(Items from a data source)
▼
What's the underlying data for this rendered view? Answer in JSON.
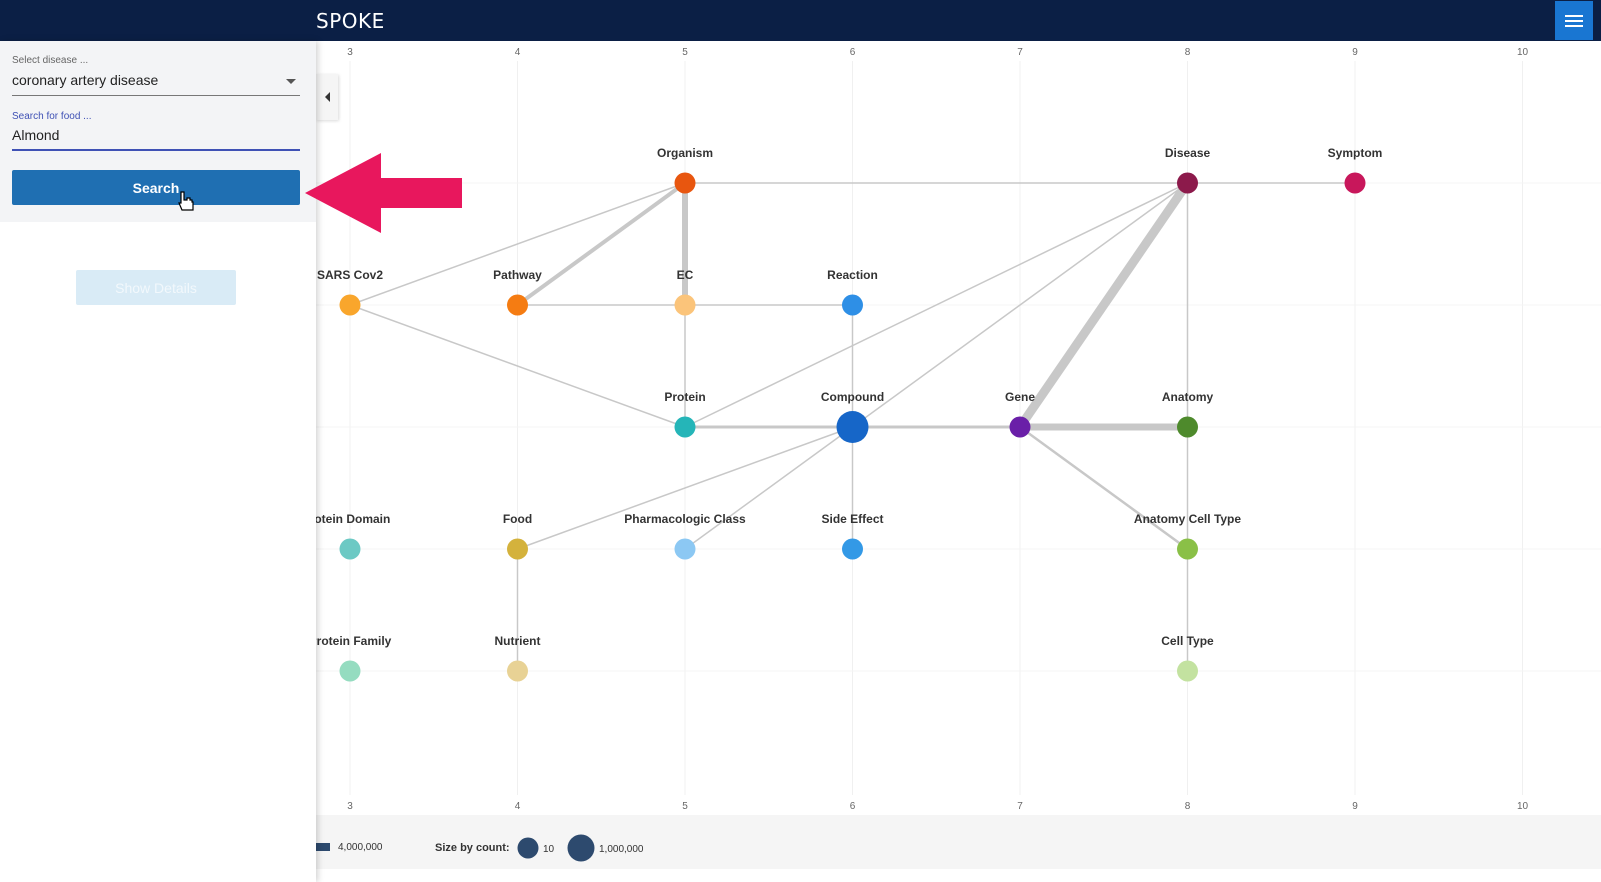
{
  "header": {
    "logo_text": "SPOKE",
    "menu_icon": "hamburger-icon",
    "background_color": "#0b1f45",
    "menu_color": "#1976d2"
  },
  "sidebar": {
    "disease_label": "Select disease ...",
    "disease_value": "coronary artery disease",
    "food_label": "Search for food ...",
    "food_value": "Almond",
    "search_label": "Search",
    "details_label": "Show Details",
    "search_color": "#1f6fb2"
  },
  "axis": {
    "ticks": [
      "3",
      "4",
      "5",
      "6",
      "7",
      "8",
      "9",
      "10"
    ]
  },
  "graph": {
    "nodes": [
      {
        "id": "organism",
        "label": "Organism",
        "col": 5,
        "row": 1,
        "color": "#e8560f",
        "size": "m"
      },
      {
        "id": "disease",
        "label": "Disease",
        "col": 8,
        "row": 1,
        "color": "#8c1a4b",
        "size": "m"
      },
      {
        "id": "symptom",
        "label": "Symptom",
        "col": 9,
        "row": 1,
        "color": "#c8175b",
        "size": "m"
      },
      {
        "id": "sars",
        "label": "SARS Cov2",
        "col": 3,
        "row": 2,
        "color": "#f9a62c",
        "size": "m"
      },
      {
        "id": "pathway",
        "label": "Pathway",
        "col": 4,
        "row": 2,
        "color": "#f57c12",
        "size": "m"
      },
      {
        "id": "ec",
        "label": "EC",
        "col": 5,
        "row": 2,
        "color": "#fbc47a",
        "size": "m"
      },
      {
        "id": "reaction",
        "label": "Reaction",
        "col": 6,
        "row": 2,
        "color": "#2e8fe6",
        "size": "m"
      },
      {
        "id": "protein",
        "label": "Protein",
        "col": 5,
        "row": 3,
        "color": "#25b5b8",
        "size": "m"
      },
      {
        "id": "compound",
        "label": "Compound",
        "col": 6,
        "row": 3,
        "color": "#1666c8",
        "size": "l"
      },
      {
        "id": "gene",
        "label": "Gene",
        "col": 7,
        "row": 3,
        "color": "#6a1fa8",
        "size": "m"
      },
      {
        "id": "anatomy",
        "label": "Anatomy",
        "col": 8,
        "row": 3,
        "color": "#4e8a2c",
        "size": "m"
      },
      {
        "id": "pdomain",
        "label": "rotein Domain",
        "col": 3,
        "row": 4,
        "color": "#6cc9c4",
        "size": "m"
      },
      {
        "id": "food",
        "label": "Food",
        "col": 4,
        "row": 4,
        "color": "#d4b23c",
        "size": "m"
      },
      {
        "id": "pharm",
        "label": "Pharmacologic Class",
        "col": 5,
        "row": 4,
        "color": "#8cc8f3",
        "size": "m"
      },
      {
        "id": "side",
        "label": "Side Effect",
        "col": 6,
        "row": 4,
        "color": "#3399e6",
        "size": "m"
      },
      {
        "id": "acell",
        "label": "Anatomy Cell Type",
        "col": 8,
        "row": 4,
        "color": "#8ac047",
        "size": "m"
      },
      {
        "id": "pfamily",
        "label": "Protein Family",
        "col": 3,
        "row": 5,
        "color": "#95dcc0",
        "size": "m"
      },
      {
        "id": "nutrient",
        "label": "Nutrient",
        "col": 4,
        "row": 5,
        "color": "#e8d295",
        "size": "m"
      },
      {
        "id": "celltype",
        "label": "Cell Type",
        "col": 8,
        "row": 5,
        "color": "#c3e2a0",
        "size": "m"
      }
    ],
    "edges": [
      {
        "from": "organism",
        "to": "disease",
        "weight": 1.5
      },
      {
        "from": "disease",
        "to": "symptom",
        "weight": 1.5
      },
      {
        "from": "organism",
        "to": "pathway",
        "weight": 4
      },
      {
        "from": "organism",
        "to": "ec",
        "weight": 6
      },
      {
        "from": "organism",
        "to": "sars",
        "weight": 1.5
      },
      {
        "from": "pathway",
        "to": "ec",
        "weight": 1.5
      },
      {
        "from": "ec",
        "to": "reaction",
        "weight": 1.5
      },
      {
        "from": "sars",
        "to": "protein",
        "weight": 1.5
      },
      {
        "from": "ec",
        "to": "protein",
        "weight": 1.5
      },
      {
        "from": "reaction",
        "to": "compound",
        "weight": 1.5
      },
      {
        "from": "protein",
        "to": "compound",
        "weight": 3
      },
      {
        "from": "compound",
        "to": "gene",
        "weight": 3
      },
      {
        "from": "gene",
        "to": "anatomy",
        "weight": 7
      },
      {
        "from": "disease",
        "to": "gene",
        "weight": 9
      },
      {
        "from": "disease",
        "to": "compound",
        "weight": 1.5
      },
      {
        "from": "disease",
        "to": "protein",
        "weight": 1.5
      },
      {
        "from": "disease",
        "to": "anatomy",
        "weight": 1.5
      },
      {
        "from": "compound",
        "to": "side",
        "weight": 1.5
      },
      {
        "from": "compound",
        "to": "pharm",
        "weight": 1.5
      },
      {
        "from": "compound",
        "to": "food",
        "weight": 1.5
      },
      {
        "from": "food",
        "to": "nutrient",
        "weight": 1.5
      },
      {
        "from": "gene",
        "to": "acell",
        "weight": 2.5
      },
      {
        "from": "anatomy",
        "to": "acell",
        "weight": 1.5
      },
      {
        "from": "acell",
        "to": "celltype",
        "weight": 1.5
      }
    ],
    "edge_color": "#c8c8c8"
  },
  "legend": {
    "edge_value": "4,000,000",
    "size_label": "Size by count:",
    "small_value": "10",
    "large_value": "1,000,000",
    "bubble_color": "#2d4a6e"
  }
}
▲
▼
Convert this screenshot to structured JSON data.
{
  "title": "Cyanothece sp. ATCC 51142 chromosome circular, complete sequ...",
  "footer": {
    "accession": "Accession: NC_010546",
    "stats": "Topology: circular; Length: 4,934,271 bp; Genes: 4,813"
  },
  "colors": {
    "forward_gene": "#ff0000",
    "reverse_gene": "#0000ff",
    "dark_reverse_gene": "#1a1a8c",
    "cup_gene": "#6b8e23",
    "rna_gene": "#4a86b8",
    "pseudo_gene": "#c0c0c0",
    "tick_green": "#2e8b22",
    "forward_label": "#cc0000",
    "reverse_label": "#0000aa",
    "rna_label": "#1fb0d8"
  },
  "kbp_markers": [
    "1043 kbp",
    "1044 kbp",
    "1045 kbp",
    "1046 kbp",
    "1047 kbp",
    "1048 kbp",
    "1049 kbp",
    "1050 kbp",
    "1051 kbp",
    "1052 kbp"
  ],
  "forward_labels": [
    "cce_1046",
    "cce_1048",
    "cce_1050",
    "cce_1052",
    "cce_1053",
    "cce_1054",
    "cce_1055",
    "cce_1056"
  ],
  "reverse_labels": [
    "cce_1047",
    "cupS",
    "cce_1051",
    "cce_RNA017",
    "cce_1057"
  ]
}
▲
_Your assignment_.
All lines in the preceding records that hold the word "JSON" need to be copied.

_Response below_.
What's the underlying data for this rendered view? Answer in JSON.
Convert this screenshot to structured JSON data.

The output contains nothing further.